[Requirement] How many of the lines below include "kalmaz"? Give the number and no other words.

[Dataset]
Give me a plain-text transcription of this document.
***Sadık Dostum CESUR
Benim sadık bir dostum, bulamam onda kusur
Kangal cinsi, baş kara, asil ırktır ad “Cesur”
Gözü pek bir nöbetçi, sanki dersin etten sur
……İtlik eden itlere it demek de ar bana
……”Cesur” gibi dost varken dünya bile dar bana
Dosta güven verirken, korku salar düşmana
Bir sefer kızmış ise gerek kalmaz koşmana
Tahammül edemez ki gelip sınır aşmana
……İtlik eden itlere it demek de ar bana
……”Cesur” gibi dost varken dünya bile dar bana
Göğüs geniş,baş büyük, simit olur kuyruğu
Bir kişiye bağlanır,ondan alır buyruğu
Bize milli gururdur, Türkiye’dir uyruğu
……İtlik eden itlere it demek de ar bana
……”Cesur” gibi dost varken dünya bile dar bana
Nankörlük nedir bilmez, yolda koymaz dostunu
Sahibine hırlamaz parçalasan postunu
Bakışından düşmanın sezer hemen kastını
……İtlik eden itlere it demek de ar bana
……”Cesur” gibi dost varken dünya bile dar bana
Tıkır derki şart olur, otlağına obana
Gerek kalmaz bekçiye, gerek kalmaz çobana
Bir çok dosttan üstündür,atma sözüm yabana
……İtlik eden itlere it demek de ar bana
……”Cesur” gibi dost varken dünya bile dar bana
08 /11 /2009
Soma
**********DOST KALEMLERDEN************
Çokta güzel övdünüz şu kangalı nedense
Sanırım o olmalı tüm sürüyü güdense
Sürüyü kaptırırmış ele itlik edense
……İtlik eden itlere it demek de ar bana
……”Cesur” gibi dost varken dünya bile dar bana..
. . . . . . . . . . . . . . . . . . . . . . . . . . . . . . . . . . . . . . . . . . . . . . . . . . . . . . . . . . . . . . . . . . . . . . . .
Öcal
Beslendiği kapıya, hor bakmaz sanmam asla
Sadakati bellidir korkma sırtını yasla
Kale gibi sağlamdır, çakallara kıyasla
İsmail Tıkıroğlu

[Written response] 2